● Short exercise:
Write out every record in full, exactly as written, please.

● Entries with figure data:
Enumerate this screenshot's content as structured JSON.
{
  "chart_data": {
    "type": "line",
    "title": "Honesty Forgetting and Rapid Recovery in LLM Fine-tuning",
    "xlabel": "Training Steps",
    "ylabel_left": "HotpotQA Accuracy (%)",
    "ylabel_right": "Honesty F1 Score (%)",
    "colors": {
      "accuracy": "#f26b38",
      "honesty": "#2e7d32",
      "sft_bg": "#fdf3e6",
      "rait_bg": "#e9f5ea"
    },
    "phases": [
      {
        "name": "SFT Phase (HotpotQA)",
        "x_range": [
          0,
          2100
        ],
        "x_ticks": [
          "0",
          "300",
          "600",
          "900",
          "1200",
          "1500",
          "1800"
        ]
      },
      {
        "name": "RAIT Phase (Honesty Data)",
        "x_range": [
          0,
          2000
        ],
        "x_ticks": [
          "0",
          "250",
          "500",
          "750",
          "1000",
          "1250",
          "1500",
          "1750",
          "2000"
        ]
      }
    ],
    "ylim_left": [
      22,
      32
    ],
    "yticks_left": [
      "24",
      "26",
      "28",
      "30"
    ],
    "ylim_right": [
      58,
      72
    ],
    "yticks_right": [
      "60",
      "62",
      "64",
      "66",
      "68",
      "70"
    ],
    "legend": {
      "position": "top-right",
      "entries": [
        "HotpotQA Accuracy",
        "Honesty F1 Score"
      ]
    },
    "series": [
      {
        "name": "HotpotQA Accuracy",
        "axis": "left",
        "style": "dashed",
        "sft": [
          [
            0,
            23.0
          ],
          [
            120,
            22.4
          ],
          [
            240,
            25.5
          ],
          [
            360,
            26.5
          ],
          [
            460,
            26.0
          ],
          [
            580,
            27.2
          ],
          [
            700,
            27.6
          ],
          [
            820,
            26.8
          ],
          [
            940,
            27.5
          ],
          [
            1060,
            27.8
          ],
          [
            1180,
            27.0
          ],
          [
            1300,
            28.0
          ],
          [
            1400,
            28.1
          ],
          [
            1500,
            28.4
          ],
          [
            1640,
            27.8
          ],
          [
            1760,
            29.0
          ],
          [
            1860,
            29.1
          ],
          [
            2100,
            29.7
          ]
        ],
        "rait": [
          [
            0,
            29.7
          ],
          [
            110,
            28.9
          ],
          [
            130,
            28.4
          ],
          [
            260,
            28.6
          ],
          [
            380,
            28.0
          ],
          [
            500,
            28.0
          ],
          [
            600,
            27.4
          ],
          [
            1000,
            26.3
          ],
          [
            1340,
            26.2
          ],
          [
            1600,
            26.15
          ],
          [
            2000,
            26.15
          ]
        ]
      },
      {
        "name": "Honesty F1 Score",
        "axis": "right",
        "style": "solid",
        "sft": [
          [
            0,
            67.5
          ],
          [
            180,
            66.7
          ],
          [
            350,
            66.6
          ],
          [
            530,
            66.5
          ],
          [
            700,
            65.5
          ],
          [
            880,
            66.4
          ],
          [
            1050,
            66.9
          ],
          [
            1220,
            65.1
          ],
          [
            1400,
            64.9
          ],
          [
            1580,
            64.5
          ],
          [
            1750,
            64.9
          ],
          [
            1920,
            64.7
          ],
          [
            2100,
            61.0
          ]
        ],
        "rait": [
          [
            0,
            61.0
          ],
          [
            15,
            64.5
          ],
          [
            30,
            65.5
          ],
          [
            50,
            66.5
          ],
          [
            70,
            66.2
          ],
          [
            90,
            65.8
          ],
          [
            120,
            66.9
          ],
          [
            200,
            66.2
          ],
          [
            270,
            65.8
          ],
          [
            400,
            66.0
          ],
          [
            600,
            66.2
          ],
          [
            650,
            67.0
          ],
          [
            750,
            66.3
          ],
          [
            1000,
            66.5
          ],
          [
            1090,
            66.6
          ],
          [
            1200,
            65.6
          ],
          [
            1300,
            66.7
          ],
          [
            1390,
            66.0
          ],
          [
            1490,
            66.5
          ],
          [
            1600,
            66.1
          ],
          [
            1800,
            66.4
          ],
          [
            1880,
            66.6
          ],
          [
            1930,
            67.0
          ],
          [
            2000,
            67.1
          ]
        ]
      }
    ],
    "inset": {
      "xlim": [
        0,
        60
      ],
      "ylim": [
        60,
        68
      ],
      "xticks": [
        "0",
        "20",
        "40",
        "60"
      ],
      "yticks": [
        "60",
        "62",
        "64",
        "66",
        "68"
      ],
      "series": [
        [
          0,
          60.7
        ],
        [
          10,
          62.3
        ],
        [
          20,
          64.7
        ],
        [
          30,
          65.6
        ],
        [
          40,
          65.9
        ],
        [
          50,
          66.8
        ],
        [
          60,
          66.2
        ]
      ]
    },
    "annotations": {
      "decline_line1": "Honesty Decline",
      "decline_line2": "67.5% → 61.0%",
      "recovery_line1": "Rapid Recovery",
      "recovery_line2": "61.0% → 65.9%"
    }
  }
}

● Exercise response:
Enumerate this screenshot's content as structured JSON.
{
  "chart_data": {
    "type": "line",
    "title": "Honesty Forgetting and Rapid Recovery in LLM Fine-tuning",
    "xlabel": "Training Steps",
    "ylabel_left": "HotpotQA Accuracy (%)",
    "ylabel_right": "Honesty F1 Score (%)",
    "colors": {
      "accuracy": "#f26b38",
      "honesty": "#2e7d32",
      "sft_bg": "#fdf3e6",
      "rait_bg": "#e9f5ea"
    },
    "phases": [
      {
        "name": "SFT Phase (HotpotQA)",
        "x_range": [
          0,
          2100
        ],
        "x_ticks": [
          "0",
          "300",
          "600",
          "900",
          "1200",
          "1500",
          "1800"
        ]
      },
      {
        "name": "RAIT Phase (Honesty Data)",
        "x_range": [
          0,
          2000
        ],
        "x_ticks": [
          "0",
          "250",
          "500",
          "750",
          "1000",
          "1250",
          "1500",
          "1750",
          "2000"
        ]
      }
    ],
    "ylim_left": [
      22,
      32
    ],
    "yticks_left": [
      "24",
      "26",
      "28",
      "30"
    ],
    "ylim_right": [
      58,
      72
    ],
    "yticks_right": [
      "60",
      "62",
      "64",
      "66",
      "68",
      "70"
    ],
    "legend": {
      "position": "top-right",
      "entries": [
        "HotpotQA Accuracy",
        "Honesty F1 Score"
      ]
    },
    "series": [
      {
        "name": "HotpotQA Accuracy",
        "axis": "left",
        "style": "dashed",
        "sft": [
          [
            0,
            23.0
          ],
          [
            120,
            22.4
          ],
          [
            240,
            25.5
          ],
          [
            360,
            26.5
          ],
          [
            460,
            26.0
          ],
          [
            580,
            27.2
          ],
          [
            700,
            27.6
          ],
          [
            820,
            26.8
          ],
          [
            940,
            27.5
          ],
          [
            1060,
            27.8
          ],
          [
            1180,
            27.0
          ],
          [
            1300,
            28.0
          ],
          [
            1400,
            28.1
          ],
          [
            1500,
            28.4
          ],
          [
            1640,
            27.8
          ],
          [
            1760,
            29.0
          ],
          [
            1860,
            29.1
          ],
          [
            2100,
            29.7
          ]
        ],
        "rait": [
          [
            0,
            29.7
          ],
          [
            110,
            28.9
          ],
          [
            130,
            28.4
          ],
          [
            260,
            28.6
          ],
          [
            380,
            28.0
          ],
          [
            500,
            28.0
          ],
          [
            600,
            27.4
          ],
          [
            1000,
            26.3
          ],
          [
            1340,
            26.2
          ],
          [
            1600,
            26.15
          ],
          [
            2000,
            26.15
          ]
        ]
      },
      {
        "name": "Honesty F1 Score",
        "axis": "right",
        "style": "solid",
        "sft": [
          [
            0,
            67.5
          ],
          [
            180,
            66.7
          ],
          [
            350,
            66.6
          ],
          [
            530,
            66.5
          ],
          [
            700,
            65.5
          ],
          [
            880,
            66.4
          ],
          [
            1050,
            66.9
          ],
          [
            1220,
            65.1
          ],
          [
            1400,
            64.9
          ],
          [
            1580,
            64.5
          ],
          [
            1750,
            64.9
          ],
          [
            1920,
            64.7
          ],
          [
            2100,
            61.0
          ]
        ],
        "rait": [
          [
            0,
            61.0
          ],
          [
            15,
            64.5
          ],
          [
            30,
            65.5
          ],
          [
            50,
            66.5
          ],
          [
            70,
            66.2
          ],
          [
            90,
            65.8
          ],
          [
            120,
            66.9
          ],
          [
            200,
            66.2
          ],
          [
            270,
            65.8
          ],
          [
            400,
            66.0
          ],
          [
            600,
            66.2
          ],
          [
            650,
            67.0
          ],
          [
            750,
            66.3
          ],
          [
            1000,
            66.5
          ],
          [
            1090,
            66.6
          ],
          [
            1200,
            65.6
          ],
          [
            1300,
            66.7
          ],
          [
            1390,
            66.0
          ],
          [
            1490,
            66.5
          ],
          [
            1600,
            66.1
          ],
          [
            1800,
            66.4
          ],
          [
            1880,
            66.6
          ],
          [
            1930,
            67.0
          ],
          [
            2000,
            67.1
          ]
        ]
      }
    ],
    "inset": {
      "xlim": [
        0,
        60
      ],
      "ylim": [
        60,
        68
      ],
      "xticks": [
        "0",
        "20",
        "40",
        "60"
      ],
      "yticks": [
        "60",
        "62",
        "64",
        "66",
        "68"
      ],
      "series": [
        [
          0,
          60.7
        ],
        [
          10,
          62.3
        ],
        [
          20,
          64.7
        ],
        [
          30,
          65.6
        ],
        [
          40,
          65.9
        ],
        [
          50,
          66.8
        ],
        [
          60,
          66.2
        ]
      ]
    },
    "annotations": {
      "decline_line1": "Honesty Decline",
      "decline_line2": "67.5% → 61.0%",
      "recovery_line1": "Rapid Recovery",
      "recovery_line2": "61.0% → 65.9%"
    }
  }
}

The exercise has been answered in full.